§ **Given instruction**: Search the material below for the word "فيما". Copy every line that has it.

* start Input for this task *

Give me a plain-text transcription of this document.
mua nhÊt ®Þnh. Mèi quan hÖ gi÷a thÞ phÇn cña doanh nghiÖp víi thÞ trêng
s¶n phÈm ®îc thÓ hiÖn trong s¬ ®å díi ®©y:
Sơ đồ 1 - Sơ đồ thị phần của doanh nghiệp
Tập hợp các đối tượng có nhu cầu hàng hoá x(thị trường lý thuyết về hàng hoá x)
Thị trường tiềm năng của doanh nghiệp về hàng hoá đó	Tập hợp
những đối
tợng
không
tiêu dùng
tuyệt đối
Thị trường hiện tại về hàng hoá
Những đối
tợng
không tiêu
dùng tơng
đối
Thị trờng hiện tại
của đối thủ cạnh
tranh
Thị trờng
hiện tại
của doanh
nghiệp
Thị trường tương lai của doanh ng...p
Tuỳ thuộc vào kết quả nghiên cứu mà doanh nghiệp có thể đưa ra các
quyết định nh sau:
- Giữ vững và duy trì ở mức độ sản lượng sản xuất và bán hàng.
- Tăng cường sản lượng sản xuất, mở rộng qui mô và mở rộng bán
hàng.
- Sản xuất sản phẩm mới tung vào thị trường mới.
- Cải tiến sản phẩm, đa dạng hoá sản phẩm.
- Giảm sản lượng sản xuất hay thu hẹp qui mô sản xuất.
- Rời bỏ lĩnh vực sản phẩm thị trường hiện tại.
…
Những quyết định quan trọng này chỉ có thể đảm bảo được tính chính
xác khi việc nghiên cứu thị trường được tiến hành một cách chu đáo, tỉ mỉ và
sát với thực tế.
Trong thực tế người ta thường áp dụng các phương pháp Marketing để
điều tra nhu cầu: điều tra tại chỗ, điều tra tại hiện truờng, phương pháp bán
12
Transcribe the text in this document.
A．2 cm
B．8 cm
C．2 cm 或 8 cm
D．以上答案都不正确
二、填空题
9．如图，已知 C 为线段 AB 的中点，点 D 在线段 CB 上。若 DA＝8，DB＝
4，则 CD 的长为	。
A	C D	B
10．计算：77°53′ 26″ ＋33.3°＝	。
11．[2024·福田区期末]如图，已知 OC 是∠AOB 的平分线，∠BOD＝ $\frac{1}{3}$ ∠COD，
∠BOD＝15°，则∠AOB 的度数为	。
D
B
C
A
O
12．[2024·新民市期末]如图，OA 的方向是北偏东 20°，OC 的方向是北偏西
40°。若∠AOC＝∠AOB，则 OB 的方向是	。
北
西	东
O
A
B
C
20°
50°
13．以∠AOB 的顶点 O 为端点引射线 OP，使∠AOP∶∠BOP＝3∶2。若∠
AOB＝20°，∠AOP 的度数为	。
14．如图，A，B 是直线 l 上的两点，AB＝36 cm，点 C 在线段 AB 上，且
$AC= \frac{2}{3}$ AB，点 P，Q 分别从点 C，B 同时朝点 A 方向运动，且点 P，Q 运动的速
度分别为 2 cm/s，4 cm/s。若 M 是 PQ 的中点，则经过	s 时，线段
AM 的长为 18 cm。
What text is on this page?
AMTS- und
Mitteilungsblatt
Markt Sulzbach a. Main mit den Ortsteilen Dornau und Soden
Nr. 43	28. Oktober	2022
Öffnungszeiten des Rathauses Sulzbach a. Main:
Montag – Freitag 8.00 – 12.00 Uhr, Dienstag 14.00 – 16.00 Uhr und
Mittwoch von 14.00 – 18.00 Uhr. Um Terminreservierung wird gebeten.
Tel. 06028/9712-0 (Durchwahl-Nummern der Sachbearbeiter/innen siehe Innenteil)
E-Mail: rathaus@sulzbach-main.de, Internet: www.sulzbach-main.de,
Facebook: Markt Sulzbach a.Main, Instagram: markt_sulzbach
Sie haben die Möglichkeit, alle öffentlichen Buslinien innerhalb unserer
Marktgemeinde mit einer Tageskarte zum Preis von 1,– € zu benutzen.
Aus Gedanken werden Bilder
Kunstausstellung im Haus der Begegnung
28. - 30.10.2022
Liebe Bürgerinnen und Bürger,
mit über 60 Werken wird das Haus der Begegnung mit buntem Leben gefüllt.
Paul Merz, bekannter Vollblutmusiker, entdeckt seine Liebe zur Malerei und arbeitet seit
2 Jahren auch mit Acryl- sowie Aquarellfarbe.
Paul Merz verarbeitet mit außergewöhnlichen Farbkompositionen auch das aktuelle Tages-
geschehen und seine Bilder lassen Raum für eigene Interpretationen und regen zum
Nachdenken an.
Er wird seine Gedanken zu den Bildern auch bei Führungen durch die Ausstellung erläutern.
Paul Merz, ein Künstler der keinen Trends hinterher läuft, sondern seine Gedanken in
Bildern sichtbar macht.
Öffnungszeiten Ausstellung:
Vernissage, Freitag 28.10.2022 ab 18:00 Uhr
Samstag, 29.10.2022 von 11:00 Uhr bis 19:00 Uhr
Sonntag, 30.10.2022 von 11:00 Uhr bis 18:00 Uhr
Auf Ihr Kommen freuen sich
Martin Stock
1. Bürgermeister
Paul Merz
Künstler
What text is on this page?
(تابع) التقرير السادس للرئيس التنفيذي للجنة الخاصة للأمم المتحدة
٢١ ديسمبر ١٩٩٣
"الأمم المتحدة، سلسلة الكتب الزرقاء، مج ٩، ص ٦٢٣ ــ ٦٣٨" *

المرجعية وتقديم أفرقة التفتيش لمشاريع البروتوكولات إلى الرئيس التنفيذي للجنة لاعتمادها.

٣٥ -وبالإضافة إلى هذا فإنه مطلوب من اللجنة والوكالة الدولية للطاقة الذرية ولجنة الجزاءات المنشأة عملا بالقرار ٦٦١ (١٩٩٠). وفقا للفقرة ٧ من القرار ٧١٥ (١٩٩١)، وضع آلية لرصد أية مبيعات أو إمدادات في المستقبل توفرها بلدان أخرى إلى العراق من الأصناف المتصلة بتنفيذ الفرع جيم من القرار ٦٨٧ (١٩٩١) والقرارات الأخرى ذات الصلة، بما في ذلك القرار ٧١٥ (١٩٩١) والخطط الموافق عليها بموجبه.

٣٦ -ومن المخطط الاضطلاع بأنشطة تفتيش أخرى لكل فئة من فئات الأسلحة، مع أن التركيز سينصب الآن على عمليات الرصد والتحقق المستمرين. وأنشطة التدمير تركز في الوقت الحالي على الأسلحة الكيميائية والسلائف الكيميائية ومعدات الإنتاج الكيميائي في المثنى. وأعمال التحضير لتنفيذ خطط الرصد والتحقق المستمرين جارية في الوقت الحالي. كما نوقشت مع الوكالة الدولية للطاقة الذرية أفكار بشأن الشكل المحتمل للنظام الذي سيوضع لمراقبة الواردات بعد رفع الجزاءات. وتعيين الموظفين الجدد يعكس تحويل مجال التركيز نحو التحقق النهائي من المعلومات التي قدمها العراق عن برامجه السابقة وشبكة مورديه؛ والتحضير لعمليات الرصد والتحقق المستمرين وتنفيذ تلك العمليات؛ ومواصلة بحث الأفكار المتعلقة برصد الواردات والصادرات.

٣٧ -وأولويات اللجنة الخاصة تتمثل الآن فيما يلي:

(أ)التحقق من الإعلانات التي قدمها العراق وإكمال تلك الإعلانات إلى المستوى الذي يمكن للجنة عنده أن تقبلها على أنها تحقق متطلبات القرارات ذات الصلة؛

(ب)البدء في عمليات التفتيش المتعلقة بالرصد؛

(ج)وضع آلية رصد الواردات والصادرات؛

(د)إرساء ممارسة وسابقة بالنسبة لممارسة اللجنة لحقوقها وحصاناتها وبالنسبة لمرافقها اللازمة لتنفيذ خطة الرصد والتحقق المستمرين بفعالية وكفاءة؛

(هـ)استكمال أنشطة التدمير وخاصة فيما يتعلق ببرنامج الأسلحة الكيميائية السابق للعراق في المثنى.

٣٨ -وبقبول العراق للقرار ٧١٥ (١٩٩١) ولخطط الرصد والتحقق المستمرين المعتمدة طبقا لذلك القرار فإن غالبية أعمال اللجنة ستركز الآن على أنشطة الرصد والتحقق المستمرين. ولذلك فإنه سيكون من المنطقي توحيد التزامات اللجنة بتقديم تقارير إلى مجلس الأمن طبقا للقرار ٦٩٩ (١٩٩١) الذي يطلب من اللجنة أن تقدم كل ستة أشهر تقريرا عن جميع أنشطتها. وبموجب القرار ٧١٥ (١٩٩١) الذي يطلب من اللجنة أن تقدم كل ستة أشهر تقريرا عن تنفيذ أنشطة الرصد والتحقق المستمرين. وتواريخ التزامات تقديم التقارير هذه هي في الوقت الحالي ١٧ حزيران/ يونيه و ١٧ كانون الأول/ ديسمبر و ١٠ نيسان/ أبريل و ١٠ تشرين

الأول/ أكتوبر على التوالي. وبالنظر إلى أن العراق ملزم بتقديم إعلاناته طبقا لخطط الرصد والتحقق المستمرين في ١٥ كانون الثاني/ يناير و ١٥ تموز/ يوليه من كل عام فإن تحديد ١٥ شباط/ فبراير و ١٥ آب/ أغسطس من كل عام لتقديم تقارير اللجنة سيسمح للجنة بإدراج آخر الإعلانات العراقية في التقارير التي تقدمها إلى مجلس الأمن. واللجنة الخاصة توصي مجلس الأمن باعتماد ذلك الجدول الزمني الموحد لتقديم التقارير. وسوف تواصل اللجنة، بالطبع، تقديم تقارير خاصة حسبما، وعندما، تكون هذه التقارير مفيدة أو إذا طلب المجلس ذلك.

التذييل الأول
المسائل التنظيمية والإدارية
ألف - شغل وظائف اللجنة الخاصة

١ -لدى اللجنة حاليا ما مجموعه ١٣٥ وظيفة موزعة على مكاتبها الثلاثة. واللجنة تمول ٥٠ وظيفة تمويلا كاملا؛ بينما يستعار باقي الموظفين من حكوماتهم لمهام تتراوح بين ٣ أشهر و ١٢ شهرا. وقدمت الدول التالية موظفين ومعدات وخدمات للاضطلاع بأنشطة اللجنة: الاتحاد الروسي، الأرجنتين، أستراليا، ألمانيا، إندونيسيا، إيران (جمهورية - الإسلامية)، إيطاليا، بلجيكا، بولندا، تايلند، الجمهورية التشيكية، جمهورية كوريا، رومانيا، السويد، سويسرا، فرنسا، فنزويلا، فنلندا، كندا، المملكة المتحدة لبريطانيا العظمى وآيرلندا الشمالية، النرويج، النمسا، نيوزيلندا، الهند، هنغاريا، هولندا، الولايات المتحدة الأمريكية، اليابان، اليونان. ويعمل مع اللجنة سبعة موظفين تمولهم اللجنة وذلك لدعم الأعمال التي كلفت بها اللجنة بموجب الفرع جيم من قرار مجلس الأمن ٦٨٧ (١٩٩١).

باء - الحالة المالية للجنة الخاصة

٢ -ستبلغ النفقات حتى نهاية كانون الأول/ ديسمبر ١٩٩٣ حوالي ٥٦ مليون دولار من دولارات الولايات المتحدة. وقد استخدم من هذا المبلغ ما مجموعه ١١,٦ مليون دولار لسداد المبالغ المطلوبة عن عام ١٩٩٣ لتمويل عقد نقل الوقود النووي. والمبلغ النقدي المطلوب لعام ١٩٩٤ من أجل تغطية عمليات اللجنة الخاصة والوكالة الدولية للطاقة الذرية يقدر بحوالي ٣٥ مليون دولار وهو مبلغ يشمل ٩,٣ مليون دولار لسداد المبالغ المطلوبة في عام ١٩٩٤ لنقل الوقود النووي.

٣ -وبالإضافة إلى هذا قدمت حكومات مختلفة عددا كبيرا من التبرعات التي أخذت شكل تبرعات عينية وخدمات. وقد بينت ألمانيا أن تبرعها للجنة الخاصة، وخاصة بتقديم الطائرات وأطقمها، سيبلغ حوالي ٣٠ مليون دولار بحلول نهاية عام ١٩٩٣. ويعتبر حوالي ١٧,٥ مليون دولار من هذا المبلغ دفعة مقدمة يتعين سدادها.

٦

* end Input for this task *

§ **Solution for this task**:
٣٧ -وأولويات اللجنة الخاصة تتمثل الآن فيما يلي:
(هـ)استكمال أنشطة التدمير وخاصة فيما يتعلق ببرنامج الأسلحة الكيميائية السابق للعراق في المثنى.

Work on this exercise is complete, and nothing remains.